— Start —
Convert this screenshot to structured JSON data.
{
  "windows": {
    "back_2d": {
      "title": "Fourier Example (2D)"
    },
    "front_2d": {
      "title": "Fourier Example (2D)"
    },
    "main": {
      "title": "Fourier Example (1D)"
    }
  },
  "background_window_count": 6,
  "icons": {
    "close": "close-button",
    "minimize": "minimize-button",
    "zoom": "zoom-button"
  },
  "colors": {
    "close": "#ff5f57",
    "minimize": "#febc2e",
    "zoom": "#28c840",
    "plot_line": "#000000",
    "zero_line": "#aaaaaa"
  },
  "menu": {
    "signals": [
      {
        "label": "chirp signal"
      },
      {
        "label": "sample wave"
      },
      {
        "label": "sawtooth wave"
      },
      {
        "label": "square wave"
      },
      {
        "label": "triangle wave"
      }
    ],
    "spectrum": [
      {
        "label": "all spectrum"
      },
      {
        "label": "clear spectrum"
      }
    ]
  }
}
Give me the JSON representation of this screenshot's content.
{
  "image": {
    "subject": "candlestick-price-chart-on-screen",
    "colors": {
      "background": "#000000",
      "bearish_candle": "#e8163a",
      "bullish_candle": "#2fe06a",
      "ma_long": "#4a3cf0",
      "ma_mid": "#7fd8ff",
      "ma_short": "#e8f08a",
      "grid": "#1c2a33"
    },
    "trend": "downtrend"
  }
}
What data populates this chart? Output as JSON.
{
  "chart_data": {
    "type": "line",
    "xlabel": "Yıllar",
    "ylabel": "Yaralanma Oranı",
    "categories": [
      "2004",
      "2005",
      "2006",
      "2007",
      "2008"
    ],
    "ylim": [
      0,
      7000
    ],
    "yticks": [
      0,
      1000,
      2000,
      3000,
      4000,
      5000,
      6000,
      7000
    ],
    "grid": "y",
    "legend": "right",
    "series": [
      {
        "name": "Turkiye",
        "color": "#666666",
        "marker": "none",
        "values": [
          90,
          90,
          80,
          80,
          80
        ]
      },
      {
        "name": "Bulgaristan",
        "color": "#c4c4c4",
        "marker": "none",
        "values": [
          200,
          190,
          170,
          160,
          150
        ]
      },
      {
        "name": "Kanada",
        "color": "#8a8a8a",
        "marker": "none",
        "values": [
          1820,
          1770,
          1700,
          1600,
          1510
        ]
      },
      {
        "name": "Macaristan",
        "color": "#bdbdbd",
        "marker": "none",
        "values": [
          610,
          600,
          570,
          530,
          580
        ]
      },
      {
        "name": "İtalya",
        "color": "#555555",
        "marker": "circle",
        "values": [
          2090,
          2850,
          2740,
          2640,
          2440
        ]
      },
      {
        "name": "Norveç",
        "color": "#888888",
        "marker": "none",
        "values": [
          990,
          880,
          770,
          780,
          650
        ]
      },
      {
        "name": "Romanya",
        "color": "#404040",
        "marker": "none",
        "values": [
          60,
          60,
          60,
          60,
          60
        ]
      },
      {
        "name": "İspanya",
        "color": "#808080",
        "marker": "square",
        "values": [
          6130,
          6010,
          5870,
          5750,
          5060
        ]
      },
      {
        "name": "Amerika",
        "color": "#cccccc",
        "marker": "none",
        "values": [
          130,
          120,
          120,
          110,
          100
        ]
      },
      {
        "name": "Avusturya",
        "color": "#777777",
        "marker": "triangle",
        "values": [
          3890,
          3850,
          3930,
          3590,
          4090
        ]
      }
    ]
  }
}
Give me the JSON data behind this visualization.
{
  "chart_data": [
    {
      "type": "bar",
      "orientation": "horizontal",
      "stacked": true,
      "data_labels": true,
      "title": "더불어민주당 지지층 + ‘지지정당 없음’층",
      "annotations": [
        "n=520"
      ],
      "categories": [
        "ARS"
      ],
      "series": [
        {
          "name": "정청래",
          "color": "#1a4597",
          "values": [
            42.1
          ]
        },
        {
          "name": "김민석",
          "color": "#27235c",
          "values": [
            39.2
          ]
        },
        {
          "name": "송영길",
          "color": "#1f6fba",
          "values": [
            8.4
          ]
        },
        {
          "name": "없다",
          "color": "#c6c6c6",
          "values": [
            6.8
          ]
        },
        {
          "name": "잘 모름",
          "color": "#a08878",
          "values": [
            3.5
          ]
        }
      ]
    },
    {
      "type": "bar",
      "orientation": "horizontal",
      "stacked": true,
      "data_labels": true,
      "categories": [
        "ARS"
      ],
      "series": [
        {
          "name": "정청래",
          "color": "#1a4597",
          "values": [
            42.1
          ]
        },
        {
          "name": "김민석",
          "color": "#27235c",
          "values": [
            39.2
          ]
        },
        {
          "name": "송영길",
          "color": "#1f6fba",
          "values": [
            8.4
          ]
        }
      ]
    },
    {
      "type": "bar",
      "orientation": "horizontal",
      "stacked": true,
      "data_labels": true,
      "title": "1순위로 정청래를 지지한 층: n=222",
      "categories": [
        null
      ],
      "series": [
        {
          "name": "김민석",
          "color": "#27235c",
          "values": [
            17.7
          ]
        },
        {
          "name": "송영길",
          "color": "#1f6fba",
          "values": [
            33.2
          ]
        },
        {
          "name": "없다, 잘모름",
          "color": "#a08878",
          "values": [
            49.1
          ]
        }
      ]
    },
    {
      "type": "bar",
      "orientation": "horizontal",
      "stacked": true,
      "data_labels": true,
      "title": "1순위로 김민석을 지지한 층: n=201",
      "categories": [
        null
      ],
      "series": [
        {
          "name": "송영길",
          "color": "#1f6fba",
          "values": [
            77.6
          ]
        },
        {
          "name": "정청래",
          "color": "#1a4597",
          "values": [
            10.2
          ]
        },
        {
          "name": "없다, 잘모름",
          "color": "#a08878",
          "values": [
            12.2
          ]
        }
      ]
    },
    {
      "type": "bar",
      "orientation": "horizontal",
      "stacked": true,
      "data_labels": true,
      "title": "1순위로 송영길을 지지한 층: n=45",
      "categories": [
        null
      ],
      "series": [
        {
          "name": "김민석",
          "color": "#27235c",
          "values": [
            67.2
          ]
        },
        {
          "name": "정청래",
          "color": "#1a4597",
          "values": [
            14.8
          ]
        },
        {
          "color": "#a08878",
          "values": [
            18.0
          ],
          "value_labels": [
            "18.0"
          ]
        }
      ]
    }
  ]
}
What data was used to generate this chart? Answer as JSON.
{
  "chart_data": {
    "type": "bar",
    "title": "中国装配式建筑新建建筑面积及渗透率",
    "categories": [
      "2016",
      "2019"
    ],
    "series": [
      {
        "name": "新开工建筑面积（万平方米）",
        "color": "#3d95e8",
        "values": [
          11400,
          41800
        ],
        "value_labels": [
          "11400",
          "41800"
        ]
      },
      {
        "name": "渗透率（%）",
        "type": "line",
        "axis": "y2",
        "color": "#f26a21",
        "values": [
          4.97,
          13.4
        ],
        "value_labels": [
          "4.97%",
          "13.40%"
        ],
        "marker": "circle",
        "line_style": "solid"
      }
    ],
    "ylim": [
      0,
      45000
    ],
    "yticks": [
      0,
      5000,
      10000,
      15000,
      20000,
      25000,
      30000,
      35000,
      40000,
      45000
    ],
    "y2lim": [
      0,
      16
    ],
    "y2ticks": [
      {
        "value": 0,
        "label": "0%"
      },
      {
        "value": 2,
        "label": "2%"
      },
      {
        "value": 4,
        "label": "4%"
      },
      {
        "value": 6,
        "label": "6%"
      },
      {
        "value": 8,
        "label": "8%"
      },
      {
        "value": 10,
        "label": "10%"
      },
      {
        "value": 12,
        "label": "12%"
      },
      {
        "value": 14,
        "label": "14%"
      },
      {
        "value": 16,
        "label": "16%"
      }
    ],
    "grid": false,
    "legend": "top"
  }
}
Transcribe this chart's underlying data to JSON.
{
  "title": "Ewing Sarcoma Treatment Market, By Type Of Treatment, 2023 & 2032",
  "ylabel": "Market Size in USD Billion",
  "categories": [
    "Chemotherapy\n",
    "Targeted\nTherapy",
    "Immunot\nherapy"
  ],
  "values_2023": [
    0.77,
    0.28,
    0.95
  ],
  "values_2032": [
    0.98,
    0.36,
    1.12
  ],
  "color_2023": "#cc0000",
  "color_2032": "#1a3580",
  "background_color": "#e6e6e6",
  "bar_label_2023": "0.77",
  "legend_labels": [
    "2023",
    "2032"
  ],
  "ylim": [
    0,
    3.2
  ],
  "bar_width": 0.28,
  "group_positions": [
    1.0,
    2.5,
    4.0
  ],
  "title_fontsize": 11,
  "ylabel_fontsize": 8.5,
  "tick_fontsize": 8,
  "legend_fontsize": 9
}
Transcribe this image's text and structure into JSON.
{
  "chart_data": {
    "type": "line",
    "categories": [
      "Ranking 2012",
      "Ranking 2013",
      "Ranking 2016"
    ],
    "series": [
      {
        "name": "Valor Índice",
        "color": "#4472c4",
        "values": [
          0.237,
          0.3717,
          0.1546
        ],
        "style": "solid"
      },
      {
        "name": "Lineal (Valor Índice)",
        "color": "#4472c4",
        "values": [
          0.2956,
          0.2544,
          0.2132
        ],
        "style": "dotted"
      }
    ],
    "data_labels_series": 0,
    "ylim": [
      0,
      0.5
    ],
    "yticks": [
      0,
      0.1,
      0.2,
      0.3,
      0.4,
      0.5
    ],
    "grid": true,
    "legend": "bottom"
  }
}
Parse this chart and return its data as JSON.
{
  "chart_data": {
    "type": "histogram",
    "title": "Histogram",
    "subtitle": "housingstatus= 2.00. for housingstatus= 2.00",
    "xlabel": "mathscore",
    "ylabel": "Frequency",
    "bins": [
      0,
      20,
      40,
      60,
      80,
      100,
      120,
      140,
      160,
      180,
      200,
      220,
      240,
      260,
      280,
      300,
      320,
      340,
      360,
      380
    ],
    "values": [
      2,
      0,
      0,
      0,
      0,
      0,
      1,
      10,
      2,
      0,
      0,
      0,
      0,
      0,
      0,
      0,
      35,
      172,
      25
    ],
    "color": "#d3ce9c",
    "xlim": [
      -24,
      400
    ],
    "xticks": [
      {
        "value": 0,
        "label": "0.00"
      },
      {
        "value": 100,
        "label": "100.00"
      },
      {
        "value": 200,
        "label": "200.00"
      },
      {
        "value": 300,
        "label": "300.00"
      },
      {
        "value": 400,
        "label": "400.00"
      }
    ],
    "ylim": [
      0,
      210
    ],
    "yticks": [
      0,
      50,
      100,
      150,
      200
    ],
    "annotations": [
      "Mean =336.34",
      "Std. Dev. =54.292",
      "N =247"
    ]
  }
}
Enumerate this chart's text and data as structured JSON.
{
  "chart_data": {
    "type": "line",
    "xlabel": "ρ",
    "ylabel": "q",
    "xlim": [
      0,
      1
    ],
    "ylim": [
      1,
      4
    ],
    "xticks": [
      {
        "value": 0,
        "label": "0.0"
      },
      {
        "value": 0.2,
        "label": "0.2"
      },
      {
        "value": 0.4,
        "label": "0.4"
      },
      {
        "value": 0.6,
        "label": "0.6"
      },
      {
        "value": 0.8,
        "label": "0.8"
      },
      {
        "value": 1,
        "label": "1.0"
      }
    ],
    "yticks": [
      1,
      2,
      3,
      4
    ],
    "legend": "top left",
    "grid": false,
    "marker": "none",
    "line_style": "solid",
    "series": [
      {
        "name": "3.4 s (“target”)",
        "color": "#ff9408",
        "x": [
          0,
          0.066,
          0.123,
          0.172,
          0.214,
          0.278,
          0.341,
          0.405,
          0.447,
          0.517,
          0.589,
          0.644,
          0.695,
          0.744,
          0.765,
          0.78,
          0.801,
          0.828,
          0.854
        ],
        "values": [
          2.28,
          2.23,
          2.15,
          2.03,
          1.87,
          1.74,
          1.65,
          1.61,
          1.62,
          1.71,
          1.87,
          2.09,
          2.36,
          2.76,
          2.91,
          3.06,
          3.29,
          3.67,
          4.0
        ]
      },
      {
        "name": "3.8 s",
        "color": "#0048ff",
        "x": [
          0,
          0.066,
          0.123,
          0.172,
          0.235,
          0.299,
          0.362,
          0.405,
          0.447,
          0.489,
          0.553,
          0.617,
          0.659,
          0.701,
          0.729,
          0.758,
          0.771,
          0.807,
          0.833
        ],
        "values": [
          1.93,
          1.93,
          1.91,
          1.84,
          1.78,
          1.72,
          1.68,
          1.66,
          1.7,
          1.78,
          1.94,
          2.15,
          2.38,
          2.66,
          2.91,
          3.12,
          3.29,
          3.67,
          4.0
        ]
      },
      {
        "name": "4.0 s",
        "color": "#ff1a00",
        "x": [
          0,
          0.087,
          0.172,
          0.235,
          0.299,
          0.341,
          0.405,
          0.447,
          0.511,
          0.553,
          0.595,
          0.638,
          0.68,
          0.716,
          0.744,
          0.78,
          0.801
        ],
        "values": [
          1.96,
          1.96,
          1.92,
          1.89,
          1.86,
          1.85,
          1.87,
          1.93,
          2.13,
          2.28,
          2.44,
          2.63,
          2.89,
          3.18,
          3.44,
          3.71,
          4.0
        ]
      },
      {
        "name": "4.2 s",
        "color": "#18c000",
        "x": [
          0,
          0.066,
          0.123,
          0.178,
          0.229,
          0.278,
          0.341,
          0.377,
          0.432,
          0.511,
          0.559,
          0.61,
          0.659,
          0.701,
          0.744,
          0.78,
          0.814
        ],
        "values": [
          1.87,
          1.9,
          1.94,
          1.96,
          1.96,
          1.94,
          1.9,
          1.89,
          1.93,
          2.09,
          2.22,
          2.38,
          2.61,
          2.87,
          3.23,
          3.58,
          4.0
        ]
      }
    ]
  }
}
— End —
In the records above, locate every line with the string "structured" and copy it.

Convert this screenshot to structured JSON data.
Enumerate this chart's text and data as structured JSON.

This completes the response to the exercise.